◆ Objective: Transcribe each line exactly.

Data entries
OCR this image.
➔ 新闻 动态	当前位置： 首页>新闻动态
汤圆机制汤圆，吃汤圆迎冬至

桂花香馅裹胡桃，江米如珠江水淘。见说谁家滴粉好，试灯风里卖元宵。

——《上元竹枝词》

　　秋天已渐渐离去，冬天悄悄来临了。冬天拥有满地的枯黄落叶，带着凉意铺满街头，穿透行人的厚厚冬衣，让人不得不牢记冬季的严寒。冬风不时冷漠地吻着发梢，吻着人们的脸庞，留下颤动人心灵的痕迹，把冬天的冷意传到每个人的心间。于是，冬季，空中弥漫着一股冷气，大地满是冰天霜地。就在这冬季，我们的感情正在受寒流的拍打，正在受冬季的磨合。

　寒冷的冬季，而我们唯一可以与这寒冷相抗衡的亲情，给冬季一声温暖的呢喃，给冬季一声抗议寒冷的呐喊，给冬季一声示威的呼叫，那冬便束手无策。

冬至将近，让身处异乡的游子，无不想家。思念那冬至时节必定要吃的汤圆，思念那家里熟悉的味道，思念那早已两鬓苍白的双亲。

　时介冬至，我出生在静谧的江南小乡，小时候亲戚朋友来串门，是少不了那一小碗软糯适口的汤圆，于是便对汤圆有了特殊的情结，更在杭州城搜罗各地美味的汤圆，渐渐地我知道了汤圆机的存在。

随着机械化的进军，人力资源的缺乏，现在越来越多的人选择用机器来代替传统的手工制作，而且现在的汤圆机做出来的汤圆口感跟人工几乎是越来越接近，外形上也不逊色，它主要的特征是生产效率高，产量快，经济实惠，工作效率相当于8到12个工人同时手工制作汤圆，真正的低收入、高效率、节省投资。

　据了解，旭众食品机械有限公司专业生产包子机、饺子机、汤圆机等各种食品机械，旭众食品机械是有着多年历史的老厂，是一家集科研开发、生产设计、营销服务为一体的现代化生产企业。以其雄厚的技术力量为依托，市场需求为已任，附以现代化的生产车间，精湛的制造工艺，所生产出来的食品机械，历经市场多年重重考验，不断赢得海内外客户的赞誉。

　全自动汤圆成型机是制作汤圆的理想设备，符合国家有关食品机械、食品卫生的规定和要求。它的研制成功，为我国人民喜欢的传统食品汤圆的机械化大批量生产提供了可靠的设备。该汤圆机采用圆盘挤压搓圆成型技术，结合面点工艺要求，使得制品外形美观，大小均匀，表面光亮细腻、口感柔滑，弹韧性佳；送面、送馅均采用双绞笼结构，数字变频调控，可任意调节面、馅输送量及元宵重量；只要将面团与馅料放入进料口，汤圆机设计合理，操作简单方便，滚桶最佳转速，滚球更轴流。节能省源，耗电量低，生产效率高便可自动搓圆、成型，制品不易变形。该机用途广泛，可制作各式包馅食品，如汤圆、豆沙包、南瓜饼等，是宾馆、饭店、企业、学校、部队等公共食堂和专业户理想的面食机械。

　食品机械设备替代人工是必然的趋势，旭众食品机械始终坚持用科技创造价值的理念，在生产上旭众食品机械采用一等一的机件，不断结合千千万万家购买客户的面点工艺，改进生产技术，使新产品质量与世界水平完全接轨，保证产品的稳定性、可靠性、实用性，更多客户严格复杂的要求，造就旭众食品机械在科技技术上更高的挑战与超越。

◆ Response to this exercise:
OCR this image.
➔ 新闻 动态	当前位置： 首页>新闻动态
汤圆机制汤圆，吃汤圆迎冬至

桂花香馅裹胡桃，江米如珠江水淘。见说谁家滴粉好，试灯风里卖元宵。

——《上元竹枝词》

　　秋天已渐渐离去，冬天悄悄来临了。冬天拥有满地的枯黄落叶，带着凉意铺满街头，穿透行人的厚厚冬衣，让人不得不牢记冬季的严寒。冬风不时冷漠地吻着发梢，吻着人们的脸庞，留下颤动人心灵的痕迹，把冬天的冷意传到每个人的心间。于是，冬季，空中弥漫着一股冷气，大地满是冰天霜地。就在这冬季，我们的感情正在受寒流的拍打，正在受冬季的磨合。

　寒冷的冬季，而我们唯一可以与这寒冷相抗衡的亲情，给冬季一声温暖的呢喃，给冬季一声抗议寒冷的呐喊，给冬季一声示威的呼叫，那冬便束手无策。

冬至将近，让身处异乡的游子，无不想家。思念那冬至时节必定要吃的汤圆，思念那家里熟悉的味道，思念那早已两鬓苍白的双亲。

　时介冬至，我出生在静谧的江南小乡，小时候亲戚朋友来串门，是少不了那一小碗软糯适口的汤圆，于是便对汤圆有了特殊的情结，更在杭州城搜罗各地美味的汤圆，渐渐地我知道了汤圆机的存在。

随着机械化的进军，人力资源的缺乏，现在越来越多的人选择用机器来代替传统的手工制作，而且现在的汤圆机做出来的汤圆口感跟人工几乎是越来越接近，外形上也不逊色，它主要的特征是生产效率高，产量快，经济实惠，工作效率相当于8到12个工人同时手工制作汤圆，真正的低收入、高效率、节省投资。

　据了解，旭众食品机械有限公司专业生产包子机、饺子机、汤圆机等各种食品机械，旭众食品机械是有着多年历史的老厂，是一家集科研开发、生产设计、营销服务为一体的现代化生产企业。以其雄厚的技术力量为依托，市场需求为已任，附以现代化的生产车间，精湛的制造工艺，所生产出来的食品机械，历经市场多年重重考验，不断赢得海内外客户的赞誉。

　全自动汤圆成型机是制作汤圆的理想设备，符合国家有关食品机械、食品卫生的规定和要求。它的研制成功，为我国人民喜欢的传统食品汤圆的机械化大批量生产提供了可靠的设备。该汤圆机采用圆盘挤压搓圆成型技术，结合面点工艺要求，使得制品外形美观，大小均匀，表面光亮细腻、口感柔滑，弹韧性佳；送面、送馅均采用双绞笼结构，数字变频调控，可任意调节面、馅输送量及元宵重量；只要将面团与馅料放入进料口，汤圆机设计合理，操作简单方便，滚桶最佳转速，滚球更轴流。节能省源，耗电量低，生产效率高便可自动搓圆、成型，制品不易变形。该机用途广泛，可制作各式包馅食品，如汤圆、豆沙包、南瓜饼等，是宾馆、饭店、企业、学校、部队等公共食堂和专业户理想的面食机械。

　食品机械设备替代人工是必然的趋势，旭众食品机械始终坚持用科技创造价值的理念，在生产上旭众食品机械采用一等一的机件，不断结合千千万万家购买客户的面点工艺，改进生产技术，使新产品质量与世界水平完全接轨，保证产品的稳定性、可靠性、实用性，更多客户严格复杂的要求，造就旭众食品机械在科技技术上更高的挑战与超越。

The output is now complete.